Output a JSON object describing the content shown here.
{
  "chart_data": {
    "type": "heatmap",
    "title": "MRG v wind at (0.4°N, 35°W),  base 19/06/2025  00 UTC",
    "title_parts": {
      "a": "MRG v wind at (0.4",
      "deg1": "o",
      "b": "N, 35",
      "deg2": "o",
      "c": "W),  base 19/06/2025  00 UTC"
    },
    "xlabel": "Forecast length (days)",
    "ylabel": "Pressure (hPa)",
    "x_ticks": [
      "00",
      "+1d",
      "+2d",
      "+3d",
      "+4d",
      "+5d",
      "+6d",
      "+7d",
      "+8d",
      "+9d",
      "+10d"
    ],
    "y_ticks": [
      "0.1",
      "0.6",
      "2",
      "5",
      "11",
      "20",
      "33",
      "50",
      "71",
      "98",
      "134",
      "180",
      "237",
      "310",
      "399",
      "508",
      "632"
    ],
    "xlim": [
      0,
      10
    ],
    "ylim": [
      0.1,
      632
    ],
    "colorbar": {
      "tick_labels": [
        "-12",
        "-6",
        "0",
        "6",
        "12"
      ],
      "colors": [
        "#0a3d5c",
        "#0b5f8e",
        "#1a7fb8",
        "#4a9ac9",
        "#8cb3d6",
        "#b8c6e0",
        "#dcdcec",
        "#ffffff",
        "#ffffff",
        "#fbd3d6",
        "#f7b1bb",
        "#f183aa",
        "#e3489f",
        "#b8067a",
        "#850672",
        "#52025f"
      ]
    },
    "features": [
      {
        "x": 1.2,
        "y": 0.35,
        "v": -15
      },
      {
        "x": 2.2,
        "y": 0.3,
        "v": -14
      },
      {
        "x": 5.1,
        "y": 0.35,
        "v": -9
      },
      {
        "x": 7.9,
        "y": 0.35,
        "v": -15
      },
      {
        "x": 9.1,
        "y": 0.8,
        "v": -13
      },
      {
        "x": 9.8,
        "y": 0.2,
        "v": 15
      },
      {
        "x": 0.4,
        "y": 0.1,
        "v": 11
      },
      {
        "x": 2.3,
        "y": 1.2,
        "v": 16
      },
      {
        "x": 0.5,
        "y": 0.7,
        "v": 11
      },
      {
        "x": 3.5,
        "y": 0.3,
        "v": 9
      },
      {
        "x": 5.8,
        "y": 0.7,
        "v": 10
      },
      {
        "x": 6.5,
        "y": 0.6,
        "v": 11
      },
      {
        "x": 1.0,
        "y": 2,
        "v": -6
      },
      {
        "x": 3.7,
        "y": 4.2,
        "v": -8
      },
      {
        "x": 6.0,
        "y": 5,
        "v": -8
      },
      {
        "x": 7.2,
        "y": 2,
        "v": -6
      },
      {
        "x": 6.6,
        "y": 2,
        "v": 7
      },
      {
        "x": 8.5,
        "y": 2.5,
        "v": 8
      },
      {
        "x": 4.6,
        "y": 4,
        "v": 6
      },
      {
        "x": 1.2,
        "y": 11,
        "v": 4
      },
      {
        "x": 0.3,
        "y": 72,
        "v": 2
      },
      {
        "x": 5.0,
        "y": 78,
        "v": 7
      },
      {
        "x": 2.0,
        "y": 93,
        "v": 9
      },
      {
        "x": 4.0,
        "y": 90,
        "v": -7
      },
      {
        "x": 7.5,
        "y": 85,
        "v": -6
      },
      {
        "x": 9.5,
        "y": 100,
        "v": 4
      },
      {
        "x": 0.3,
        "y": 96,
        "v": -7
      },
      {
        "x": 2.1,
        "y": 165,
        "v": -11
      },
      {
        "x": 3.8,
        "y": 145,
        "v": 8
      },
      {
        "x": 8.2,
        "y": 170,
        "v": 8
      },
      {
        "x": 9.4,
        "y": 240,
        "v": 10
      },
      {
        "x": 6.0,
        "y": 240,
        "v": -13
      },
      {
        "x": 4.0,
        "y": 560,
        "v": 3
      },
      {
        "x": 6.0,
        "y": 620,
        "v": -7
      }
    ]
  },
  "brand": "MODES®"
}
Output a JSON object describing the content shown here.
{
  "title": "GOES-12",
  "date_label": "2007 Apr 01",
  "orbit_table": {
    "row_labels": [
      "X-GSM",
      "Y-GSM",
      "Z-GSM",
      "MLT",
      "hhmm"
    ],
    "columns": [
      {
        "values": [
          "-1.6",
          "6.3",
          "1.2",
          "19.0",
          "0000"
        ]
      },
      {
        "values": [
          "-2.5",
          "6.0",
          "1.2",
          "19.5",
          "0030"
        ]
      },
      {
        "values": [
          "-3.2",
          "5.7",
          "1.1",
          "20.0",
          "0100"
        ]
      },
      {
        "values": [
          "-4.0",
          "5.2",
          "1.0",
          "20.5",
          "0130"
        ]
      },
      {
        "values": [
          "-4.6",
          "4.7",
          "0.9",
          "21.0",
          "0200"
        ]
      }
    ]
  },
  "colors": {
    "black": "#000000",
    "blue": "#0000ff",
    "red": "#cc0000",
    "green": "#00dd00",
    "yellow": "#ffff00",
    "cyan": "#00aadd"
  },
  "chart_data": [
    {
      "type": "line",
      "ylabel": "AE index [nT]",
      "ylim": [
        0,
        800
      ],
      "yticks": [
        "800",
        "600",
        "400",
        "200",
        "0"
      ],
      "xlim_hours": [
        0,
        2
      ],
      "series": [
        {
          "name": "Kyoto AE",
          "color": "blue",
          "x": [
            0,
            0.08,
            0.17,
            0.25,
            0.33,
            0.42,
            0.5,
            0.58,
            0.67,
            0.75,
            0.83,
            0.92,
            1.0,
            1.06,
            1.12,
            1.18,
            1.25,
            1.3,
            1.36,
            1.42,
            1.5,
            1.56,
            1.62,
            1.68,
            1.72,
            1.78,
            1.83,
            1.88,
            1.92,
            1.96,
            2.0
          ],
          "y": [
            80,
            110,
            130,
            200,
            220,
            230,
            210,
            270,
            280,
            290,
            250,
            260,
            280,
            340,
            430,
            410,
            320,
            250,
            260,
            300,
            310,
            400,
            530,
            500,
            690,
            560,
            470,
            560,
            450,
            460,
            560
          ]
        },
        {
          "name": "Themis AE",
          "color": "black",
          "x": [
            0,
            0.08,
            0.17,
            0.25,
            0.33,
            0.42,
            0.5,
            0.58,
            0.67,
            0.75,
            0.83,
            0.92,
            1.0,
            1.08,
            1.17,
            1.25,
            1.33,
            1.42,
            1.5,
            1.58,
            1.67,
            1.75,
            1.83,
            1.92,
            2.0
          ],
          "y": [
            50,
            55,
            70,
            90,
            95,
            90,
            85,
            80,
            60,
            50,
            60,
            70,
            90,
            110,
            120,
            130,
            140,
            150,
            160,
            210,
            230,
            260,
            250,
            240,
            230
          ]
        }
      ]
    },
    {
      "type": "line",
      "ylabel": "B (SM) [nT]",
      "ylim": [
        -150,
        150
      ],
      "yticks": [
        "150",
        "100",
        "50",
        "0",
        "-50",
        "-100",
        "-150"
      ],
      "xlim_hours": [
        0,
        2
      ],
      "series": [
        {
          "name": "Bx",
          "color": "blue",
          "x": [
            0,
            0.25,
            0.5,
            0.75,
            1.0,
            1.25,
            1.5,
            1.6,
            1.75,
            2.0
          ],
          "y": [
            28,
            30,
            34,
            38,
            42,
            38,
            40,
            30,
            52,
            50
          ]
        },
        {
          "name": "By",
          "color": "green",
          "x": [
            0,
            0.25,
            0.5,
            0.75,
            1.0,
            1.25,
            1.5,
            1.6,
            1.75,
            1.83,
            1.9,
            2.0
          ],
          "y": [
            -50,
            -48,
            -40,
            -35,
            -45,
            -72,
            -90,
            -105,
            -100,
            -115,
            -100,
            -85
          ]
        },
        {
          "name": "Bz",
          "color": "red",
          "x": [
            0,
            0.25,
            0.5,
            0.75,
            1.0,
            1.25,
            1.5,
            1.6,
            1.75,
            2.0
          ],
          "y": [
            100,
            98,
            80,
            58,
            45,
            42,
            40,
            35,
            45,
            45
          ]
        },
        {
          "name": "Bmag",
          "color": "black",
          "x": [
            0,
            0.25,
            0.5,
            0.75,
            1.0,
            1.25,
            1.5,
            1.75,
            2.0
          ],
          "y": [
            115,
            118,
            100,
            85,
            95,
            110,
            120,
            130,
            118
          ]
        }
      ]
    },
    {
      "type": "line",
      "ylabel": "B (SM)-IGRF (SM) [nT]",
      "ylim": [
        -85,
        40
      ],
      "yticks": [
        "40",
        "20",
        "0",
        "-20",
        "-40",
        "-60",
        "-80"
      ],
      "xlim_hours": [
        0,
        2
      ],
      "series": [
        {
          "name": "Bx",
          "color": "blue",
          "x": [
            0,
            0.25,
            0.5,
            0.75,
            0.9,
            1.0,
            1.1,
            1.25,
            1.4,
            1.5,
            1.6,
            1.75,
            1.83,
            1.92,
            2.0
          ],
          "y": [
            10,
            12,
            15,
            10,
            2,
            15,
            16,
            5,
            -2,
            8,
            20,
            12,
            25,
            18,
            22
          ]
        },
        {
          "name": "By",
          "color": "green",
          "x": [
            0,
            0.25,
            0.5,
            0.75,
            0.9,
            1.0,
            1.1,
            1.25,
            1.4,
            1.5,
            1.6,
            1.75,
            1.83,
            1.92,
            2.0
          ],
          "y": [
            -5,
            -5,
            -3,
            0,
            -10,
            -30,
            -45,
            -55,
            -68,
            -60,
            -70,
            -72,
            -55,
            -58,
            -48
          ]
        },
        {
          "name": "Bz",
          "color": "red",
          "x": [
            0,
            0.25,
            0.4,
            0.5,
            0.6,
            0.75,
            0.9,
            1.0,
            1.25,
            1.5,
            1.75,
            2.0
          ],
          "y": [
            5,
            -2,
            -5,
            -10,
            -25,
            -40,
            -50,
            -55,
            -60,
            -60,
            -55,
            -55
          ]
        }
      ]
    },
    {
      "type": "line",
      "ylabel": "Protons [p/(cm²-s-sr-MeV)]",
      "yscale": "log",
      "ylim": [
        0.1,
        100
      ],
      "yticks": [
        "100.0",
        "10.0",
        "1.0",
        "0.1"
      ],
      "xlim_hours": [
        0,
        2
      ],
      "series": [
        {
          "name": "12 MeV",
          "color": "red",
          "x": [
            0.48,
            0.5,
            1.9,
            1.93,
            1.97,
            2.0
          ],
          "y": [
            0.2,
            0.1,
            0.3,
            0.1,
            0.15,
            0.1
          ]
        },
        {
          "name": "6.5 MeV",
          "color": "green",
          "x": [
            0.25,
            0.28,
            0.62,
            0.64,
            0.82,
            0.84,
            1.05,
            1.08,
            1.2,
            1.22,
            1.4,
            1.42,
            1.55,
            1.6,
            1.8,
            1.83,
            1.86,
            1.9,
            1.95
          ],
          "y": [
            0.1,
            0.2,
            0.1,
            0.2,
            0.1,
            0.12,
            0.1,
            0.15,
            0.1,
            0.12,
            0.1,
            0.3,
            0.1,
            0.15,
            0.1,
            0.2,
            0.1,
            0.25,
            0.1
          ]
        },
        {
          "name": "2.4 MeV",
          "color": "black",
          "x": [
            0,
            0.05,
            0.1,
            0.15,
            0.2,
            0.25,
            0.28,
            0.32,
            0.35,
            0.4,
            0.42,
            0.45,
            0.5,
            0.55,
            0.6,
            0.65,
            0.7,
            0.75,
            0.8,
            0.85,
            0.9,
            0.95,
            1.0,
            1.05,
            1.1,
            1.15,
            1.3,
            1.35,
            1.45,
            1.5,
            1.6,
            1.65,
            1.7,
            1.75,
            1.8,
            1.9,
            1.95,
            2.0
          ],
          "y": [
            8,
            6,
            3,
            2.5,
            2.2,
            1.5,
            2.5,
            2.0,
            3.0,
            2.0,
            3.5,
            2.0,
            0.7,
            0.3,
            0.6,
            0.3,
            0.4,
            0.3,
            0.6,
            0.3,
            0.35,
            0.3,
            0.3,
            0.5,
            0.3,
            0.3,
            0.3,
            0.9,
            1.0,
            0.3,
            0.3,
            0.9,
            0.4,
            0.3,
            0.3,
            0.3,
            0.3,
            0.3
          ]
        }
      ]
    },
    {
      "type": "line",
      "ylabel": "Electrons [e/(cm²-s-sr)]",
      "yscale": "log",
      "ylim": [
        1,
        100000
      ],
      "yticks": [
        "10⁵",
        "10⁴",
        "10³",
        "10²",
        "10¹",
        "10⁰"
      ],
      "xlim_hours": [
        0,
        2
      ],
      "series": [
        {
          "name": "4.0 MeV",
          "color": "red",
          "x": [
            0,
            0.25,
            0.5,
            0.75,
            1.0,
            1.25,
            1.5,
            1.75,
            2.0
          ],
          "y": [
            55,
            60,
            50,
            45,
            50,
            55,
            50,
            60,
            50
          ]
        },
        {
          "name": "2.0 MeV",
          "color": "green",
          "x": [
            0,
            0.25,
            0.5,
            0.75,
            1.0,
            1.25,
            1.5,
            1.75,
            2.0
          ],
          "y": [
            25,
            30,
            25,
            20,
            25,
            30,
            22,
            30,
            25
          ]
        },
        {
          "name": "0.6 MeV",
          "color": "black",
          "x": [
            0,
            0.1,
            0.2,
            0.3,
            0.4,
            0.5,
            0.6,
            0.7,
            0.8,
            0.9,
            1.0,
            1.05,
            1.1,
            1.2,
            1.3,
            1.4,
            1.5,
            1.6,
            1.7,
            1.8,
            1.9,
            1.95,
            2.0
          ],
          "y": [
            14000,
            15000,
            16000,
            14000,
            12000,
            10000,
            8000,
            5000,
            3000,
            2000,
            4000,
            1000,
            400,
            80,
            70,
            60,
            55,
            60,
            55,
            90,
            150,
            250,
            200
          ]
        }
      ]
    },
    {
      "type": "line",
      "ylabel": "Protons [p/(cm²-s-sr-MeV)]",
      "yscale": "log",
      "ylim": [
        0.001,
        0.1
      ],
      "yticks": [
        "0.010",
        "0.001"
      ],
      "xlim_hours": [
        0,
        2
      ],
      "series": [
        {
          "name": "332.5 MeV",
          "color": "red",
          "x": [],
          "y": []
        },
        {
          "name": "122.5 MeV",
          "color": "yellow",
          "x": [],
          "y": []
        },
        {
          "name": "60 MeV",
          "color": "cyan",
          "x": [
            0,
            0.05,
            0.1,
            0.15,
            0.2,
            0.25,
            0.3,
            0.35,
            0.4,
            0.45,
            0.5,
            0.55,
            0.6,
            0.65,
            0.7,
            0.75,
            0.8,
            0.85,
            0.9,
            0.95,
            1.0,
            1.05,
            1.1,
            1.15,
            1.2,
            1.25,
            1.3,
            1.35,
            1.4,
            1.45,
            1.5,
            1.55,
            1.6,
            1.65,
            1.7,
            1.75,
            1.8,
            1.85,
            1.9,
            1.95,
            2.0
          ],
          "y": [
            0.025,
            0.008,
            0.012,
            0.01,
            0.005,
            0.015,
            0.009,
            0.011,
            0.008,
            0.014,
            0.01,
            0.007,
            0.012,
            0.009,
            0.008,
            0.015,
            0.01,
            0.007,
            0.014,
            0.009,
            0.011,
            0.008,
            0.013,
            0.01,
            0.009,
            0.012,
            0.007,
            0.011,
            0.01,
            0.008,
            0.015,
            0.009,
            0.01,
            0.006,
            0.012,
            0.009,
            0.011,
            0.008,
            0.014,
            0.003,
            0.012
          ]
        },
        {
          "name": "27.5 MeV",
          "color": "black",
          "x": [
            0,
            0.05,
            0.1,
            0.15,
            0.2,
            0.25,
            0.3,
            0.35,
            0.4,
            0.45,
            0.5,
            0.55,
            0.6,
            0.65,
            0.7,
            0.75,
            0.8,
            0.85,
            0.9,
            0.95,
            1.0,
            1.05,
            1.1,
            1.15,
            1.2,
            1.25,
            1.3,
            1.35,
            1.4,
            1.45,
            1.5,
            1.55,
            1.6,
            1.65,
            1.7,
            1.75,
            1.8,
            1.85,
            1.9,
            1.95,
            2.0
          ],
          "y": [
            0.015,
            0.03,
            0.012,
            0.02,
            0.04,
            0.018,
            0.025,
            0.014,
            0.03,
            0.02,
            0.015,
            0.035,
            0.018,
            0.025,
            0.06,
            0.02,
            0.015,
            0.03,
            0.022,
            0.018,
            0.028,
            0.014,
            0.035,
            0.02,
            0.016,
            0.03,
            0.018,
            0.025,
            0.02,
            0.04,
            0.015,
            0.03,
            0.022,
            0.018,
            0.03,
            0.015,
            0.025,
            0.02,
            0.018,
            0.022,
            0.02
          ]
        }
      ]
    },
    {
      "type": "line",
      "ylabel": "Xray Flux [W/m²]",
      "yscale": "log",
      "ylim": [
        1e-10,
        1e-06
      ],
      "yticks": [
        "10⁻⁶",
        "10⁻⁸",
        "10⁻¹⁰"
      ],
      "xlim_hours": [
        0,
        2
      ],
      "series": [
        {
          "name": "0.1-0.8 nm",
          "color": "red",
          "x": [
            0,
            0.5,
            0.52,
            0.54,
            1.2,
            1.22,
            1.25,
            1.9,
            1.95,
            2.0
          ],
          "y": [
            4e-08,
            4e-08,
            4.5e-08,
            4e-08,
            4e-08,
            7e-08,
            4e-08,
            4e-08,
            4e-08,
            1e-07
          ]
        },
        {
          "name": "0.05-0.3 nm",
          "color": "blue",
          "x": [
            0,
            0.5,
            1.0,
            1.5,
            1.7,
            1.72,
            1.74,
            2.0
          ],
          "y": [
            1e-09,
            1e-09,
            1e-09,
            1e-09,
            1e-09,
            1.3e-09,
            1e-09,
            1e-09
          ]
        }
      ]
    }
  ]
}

_Direction_:
Only lines with the word "wind" are wanted, so copy each one from the records.

_Answer to the problem_:
    "title": "MRG v wind at (0.4°N, 35°W),  base 19/06/2025  00 UTC",
      "a": "MRG v wind at (0.4",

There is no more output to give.